◆ **Task instructions**
List all the lines in these records that hold "text".
* * *
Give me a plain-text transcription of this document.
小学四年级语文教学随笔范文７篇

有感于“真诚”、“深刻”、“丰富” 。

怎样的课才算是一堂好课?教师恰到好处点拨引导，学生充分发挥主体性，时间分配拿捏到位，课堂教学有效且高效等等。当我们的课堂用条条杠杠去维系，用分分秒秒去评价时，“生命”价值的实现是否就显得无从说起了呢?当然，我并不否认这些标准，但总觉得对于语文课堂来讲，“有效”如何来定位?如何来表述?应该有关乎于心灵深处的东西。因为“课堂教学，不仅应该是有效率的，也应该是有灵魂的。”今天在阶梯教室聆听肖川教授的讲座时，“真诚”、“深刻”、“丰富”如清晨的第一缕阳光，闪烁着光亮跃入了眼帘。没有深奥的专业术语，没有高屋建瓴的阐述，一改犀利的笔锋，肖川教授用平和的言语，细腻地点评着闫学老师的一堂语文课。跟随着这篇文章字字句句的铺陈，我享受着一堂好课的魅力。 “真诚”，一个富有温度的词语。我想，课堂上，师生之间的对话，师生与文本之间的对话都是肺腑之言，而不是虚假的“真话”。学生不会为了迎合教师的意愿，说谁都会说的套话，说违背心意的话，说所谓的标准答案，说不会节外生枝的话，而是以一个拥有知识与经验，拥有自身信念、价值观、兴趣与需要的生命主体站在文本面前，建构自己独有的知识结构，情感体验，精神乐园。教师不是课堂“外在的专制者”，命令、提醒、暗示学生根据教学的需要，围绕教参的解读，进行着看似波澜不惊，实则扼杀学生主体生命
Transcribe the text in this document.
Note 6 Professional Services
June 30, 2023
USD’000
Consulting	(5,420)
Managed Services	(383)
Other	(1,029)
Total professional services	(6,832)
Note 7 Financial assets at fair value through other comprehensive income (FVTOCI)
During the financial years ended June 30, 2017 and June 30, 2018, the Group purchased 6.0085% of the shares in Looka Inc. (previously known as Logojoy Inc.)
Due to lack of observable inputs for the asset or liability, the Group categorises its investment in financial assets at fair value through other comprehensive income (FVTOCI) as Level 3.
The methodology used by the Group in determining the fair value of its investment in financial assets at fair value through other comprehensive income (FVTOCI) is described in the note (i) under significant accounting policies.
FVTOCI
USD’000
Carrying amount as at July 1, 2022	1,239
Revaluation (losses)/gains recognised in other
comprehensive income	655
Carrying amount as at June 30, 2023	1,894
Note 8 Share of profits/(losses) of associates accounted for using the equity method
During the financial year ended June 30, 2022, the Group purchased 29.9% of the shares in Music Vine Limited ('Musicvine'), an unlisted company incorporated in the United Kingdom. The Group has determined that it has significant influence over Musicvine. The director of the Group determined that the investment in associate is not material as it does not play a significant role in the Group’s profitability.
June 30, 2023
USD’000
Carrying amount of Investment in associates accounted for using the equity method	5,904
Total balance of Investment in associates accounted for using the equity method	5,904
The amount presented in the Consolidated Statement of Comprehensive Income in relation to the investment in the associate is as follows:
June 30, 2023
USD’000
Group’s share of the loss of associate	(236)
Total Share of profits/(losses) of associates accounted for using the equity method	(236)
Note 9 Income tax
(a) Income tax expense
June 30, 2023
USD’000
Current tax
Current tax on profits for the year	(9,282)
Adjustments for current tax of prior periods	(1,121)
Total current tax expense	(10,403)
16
* * *
◆ **Task solution**
Give me a plain-text transcription of this document.
Transcribe the text in this document.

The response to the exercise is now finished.